Job: Extract the lines that carry the string "width" from the listing.

[Dataset entries on figures]
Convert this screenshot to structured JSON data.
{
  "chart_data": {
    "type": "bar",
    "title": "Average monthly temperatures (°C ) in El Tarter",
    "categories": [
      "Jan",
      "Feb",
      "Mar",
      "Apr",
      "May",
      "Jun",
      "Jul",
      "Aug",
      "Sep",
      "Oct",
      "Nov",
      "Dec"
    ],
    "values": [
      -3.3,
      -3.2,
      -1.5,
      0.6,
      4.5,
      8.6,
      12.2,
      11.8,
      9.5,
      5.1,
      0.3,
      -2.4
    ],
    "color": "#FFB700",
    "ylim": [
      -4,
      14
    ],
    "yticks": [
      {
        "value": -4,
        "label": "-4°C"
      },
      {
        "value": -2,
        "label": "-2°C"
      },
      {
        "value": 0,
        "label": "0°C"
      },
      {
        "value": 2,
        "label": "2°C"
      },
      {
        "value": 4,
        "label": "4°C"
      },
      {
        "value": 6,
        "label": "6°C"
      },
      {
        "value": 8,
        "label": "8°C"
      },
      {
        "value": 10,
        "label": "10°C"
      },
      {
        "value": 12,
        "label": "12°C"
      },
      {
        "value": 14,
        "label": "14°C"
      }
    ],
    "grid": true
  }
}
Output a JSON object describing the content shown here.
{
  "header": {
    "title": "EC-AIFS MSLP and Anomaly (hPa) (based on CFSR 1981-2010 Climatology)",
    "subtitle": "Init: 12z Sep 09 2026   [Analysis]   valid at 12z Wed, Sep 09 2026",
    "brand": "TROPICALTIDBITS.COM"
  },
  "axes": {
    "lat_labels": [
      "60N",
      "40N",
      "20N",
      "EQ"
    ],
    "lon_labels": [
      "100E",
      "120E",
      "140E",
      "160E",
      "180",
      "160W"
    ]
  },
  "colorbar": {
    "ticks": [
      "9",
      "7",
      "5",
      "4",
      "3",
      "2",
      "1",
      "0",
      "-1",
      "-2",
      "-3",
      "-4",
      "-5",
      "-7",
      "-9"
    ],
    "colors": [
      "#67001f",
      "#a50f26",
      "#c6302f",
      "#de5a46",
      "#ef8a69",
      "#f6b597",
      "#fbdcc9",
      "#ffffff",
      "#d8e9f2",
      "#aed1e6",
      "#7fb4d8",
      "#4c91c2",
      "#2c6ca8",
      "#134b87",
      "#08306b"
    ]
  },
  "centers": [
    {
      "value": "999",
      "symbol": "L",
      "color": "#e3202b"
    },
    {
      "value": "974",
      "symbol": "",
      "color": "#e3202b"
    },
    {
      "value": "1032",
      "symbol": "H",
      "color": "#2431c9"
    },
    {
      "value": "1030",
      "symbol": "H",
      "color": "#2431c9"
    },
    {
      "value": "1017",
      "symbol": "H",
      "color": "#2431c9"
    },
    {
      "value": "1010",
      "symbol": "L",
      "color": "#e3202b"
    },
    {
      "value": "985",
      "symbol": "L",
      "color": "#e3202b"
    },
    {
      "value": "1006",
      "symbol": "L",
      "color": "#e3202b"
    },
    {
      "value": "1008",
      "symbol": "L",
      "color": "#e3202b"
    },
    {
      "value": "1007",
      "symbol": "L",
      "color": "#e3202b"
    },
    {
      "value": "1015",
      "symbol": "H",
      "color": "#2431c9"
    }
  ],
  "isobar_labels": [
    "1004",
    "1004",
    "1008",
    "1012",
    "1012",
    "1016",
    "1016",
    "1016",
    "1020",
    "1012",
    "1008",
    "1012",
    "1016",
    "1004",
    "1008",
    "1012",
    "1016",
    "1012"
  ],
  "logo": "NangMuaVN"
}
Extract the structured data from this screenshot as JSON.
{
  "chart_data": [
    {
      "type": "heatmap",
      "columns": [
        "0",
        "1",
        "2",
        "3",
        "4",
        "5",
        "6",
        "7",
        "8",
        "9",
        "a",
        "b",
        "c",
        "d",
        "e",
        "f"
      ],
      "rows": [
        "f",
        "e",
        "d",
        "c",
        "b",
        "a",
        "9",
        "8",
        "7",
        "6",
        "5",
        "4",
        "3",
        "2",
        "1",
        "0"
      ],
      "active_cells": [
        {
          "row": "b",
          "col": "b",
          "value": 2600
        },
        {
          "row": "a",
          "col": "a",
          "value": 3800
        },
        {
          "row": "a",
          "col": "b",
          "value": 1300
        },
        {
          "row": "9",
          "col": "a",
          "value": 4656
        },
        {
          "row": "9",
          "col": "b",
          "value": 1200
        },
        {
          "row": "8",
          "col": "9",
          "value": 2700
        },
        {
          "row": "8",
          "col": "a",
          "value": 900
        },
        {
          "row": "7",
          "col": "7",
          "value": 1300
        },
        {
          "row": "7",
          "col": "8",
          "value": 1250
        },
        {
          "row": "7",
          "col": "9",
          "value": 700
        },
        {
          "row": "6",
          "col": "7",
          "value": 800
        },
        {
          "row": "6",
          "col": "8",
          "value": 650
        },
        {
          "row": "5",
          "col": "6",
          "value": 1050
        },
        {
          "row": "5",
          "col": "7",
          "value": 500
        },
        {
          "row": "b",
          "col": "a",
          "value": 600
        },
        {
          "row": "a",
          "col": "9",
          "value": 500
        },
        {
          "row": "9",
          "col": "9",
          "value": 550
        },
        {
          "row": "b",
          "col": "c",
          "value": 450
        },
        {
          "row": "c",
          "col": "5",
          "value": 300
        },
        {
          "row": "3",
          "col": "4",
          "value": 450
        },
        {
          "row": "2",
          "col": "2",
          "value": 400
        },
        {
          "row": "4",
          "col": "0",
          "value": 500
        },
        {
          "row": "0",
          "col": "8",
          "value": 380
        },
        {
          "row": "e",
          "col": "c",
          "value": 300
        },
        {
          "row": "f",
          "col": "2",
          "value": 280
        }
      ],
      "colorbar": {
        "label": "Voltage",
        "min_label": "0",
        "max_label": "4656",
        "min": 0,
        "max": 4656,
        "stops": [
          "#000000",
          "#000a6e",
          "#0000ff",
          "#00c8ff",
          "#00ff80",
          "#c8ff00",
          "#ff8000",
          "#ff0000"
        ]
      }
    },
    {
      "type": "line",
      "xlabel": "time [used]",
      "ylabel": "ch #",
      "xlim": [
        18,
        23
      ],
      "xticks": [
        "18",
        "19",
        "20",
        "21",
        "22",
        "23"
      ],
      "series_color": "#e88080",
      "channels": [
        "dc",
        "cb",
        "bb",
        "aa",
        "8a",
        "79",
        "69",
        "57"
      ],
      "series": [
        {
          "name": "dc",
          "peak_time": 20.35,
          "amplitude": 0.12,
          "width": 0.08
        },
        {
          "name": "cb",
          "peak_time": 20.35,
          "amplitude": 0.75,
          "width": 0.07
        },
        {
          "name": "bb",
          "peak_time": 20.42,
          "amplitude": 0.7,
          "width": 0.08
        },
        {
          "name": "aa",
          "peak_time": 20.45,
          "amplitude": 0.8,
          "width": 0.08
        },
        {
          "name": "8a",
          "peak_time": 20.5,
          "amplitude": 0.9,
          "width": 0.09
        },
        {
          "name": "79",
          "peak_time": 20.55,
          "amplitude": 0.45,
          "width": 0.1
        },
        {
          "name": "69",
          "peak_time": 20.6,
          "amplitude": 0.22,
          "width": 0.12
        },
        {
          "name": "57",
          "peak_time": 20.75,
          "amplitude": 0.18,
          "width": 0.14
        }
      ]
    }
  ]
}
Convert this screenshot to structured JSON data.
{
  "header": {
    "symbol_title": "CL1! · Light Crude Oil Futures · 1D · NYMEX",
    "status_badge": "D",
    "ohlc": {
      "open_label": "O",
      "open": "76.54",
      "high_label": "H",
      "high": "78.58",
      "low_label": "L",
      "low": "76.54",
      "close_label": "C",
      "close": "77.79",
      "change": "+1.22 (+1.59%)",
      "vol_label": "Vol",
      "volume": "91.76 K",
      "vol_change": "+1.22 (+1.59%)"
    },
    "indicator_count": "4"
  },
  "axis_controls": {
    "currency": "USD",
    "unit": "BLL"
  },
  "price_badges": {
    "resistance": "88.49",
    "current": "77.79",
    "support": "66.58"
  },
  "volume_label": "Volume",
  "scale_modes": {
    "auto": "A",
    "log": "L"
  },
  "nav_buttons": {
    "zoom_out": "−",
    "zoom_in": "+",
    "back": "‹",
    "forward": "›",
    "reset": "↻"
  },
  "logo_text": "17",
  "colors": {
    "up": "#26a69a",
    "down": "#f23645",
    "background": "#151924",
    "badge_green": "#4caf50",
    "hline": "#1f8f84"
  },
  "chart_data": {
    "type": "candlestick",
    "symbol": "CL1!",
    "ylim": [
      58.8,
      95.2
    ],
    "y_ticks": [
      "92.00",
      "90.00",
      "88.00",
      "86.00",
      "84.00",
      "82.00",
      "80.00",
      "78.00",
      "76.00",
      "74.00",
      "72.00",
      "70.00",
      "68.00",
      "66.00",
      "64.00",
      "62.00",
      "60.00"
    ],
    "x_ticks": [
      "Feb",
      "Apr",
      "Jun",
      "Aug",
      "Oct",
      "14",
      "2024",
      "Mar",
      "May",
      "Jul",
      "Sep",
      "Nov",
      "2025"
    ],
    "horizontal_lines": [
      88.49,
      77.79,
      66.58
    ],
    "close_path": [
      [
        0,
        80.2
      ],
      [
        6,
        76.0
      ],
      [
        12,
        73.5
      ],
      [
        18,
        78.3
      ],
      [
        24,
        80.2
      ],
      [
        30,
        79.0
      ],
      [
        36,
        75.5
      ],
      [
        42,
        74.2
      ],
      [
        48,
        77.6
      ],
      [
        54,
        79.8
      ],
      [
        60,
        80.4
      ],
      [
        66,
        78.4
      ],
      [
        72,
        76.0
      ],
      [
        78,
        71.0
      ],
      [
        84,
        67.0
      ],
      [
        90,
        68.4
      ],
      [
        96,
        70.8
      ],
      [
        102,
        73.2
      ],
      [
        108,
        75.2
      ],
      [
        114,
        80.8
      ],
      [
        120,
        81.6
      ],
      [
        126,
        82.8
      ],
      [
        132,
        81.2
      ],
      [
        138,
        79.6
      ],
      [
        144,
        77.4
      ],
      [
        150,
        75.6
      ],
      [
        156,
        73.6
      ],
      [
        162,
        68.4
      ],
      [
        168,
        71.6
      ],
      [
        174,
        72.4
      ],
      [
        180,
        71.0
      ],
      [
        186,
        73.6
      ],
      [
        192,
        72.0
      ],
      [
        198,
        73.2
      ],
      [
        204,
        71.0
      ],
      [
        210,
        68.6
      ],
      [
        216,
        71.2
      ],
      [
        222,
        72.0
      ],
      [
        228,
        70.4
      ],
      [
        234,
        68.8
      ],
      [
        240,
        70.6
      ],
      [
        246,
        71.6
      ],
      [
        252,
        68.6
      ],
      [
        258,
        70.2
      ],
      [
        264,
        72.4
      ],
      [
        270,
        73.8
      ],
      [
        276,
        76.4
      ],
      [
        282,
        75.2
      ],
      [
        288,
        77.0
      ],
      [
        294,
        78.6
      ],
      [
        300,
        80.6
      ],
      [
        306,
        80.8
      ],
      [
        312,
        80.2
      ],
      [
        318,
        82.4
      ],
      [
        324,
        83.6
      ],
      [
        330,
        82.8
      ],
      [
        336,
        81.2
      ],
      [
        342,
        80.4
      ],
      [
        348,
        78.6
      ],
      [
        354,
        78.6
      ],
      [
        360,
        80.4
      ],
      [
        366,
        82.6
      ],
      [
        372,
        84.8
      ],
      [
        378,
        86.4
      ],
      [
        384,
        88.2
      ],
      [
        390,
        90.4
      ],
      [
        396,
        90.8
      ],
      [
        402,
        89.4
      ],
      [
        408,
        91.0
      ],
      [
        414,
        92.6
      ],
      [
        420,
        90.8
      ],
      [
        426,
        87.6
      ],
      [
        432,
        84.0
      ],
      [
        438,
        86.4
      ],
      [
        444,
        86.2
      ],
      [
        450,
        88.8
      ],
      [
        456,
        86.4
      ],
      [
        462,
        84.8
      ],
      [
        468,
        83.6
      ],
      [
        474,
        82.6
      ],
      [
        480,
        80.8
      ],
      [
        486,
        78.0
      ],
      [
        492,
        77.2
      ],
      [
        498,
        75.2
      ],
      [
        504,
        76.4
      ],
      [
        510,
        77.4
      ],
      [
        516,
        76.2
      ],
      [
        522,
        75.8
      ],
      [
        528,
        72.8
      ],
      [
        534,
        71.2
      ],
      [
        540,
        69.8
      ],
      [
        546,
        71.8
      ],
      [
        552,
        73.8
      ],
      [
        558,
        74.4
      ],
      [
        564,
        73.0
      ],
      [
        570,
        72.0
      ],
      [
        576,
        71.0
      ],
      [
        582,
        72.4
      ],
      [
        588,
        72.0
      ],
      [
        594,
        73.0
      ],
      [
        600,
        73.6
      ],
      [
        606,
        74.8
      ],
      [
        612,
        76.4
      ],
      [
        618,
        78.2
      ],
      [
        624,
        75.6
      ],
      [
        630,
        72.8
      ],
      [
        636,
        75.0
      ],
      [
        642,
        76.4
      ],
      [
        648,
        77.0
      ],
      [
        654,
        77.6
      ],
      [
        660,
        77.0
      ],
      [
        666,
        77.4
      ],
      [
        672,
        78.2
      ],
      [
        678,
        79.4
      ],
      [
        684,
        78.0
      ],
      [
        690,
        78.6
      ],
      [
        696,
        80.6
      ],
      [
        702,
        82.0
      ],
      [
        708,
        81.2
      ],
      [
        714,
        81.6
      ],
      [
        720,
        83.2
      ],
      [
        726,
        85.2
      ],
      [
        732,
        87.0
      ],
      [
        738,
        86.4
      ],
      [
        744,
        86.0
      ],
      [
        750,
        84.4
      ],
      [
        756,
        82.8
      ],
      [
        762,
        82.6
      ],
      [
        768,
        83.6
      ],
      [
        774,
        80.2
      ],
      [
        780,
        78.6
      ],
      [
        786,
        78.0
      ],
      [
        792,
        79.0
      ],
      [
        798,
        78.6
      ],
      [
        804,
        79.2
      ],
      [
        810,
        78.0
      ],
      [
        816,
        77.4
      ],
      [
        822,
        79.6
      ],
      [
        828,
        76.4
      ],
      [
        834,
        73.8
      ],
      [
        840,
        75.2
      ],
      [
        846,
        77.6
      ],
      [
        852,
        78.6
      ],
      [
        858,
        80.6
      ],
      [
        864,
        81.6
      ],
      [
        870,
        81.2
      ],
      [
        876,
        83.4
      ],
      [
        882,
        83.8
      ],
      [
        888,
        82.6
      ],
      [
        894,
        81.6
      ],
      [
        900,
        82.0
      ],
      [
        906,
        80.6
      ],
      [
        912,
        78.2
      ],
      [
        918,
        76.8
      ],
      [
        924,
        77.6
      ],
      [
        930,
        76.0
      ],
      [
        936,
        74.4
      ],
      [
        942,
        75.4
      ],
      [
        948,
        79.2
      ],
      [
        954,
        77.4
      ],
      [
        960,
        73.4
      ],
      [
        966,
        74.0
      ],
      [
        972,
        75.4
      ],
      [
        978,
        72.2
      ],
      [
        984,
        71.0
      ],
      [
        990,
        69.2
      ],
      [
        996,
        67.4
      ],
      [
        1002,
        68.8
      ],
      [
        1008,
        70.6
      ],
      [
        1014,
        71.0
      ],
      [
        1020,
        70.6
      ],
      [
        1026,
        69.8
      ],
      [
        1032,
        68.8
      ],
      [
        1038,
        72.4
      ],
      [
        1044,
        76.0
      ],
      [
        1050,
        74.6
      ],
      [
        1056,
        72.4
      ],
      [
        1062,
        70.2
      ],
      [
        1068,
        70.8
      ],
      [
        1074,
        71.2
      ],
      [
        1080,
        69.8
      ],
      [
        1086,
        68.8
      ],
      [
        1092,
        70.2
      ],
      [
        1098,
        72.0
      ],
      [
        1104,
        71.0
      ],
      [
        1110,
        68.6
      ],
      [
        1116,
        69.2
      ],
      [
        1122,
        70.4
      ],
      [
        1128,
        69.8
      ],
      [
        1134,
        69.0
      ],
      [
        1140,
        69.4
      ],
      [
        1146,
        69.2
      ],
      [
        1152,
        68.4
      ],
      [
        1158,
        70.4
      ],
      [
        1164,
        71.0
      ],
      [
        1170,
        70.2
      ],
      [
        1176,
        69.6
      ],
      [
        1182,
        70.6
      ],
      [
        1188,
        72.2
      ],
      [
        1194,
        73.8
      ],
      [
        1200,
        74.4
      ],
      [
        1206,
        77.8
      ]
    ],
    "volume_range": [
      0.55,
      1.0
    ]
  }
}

Solution to this task:
          "width": 0.08
          "width": 0.07
          "width": 0.08
          "width": 0.08
          "width": 0.09
          "width": 0.1
          "width": 0.12
          "width": 0.14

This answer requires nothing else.